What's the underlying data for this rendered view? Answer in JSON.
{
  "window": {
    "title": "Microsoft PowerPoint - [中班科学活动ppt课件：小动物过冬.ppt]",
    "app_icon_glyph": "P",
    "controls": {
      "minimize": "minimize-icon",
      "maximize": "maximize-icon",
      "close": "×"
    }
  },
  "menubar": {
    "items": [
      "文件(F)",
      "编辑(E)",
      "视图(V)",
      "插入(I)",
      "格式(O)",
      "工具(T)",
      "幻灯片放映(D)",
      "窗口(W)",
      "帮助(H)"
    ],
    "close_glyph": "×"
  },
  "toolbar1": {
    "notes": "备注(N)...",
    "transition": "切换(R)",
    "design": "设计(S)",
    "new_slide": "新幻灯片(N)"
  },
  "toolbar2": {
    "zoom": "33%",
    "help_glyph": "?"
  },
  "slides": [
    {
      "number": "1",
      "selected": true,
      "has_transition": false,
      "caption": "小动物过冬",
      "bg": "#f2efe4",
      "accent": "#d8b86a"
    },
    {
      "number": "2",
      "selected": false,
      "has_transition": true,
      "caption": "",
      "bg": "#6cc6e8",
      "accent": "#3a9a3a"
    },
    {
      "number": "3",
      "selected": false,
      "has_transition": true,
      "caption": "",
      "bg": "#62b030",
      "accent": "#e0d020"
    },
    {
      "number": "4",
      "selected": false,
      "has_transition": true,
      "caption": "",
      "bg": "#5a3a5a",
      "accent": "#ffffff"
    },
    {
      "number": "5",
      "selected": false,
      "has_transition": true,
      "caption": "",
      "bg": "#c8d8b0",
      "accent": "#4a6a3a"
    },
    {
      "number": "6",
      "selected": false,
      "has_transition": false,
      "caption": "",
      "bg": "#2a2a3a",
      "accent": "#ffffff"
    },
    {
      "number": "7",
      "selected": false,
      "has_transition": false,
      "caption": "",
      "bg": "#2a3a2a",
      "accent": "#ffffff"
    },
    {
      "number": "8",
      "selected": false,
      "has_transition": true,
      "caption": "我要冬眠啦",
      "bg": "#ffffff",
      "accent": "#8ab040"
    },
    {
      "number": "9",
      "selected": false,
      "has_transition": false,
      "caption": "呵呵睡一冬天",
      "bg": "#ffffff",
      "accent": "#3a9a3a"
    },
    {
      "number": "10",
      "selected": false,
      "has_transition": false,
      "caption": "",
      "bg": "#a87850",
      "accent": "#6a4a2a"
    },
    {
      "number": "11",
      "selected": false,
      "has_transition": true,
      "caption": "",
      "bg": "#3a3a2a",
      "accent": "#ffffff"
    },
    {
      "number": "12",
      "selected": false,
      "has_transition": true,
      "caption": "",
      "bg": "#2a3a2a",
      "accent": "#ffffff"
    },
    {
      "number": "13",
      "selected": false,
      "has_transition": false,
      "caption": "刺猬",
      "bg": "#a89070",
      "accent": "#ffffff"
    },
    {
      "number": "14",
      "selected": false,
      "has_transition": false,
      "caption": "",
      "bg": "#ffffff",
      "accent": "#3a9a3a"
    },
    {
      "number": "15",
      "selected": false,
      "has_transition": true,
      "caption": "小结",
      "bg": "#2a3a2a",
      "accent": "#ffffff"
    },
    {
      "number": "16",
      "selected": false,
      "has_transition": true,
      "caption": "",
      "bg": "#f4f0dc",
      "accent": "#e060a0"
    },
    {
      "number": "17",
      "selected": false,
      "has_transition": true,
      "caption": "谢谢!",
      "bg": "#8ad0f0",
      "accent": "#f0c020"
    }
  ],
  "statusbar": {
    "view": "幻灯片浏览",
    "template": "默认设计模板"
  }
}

(What is required): Find every line that holds "view" and copy it.

(The output):
What's the underlying data for this rendered view? Answer in JSON.
    "view": "幻灯片浏览",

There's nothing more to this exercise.